__Input rows__

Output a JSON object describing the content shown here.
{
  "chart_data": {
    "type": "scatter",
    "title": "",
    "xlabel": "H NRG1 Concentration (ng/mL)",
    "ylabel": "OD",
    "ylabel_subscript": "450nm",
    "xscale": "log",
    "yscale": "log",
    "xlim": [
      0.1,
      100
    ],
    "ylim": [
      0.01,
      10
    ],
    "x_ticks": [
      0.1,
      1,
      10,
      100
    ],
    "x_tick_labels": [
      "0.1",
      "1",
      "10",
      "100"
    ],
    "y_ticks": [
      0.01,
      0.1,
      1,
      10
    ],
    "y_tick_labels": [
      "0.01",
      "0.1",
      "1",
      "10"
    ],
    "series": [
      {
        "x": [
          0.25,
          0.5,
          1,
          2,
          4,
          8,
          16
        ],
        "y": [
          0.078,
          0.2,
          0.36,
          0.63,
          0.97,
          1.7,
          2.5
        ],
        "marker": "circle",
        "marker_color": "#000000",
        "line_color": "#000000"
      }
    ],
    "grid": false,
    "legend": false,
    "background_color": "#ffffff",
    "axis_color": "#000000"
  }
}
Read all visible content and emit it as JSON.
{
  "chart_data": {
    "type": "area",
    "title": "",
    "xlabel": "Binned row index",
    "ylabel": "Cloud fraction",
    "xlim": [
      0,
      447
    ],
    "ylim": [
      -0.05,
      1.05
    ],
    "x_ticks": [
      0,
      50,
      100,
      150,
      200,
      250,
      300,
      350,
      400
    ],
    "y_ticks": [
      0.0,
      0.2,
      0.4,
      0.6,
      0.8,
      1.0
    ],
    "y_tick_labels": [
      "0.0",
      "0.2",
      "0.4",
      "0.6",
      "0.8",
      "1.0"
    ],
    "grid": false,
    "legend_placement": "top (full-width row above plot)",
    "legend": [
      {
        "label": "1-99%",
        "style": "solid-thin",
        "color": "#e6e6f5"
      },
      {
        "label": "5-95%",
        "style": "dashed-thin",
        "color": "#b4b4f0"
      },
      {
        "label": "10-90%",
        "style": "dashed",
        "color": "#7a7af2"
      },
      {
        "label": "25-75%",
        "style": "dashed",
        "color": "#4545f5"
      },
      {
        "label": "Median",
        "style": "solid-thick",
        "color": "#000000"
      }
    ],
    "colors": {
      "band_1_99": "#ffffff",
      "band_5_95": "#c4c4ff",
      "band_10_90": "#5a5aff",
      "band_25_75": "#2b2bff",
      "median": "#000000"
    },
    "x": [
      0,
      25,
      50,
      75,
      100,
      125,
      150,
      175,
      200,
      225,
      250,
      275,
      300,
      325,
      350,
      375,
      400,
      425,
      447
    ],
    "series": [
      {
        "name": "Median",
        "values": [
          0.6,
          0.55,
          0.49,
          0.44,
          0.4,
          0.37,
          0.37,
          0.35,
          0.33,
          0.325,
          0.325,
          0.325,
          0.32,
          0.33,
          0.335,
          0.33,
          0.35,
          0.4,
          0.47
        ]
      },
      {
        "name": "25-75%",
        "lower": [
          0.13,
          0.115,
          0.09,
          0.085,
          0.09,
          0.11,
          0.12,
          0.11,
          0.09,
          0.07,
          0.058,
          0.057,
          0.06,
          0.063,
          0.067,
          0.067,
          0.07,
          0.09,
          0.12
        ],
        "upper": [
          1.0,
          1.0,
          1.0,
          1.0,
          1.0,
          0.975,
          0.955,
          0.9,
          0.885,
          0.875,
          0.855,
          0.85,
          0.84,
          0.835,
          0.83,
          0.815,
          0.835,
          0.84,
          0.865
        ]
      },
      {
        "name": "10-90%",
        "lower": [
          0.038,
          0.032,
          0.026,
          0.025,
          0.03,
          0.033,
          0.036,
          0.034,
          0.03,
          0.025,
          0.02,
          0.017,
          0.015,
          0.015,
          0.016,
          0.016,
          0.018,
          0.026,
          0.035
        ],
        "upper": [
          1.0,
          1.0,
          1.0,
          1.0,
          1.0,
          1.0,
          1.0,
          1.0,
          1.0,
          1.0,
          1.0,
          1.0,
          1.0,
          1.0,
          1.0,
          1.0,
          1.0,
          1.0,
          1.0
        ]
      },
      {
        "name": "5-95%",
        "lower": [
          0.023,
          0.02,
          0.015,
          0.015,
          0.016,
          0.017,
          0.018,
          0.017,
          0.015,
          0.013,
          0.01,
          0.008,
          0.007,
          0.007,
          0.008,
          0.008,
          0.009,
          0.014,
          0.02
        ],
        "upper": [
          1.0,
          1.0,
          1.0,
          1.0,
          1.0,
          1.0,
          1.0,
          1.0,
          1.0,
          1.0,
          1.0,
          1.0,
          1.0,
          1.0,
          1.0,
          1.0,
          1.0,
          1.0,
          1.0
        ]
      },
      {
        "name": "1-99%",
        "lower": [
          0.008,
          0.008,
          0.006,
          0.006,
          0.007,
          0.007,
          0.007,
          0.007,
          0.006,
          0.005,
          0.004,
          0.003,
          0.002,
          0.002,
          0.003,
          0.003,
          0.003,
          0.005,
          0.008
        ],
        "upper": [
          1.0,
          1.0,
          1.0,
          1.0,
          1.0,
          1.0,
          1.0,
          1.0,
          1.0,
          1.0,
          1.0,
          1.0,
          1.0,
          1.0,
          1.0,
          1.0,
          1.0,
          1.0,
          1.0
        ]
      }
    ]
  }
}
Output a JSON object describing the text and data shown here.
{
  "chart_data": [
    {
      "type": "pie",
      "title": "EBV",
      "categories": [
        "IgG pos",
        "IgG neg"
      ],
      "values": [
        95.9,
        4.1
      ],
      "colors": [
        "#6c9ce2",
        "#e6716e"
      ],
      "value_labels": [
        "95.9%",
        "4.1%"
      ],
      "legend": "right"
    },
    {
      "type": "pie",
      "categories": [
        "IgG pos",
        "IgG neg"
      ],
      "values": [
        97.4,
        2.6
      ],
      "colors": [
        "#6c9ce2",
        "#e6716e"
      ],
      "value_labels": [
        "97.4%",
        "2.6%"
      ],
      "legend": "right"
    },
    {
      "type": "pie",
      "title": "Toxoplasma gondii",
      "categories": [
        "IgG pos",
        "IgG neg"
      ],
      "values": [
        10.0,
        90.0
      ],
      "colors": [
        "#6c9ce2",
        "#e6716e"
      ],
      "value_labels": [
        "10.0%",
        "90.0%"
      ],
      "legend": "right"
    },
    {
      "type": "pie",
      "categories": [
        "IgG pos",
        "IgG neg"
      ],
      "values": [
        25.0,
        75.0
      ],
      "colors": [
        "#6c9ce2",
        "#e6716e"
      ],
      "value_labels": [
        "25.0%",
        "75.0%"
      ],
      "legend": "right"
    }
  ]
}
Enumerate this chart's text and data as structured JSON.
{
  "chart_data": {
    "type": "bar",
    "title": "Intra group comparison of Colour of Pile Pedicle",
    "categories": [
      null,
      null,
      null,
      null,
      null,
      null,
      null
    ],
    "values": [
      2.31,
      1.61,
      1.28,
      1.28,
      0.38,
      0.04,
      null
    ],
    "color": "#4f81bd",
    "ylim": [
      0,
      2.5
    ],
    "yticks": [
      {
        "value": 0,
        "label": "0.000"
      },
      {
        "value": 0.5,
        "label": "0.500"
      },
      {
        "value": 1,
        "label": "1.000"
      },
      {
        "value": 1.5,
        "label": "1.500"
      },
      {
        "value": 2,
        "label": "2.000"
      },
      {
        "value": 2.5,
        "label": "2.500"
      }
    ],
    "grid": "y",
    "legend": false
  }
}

__Exercise goal__
What is the number of lines in the data that hold the string "text"? Answer with the number only.

__Finished task__
2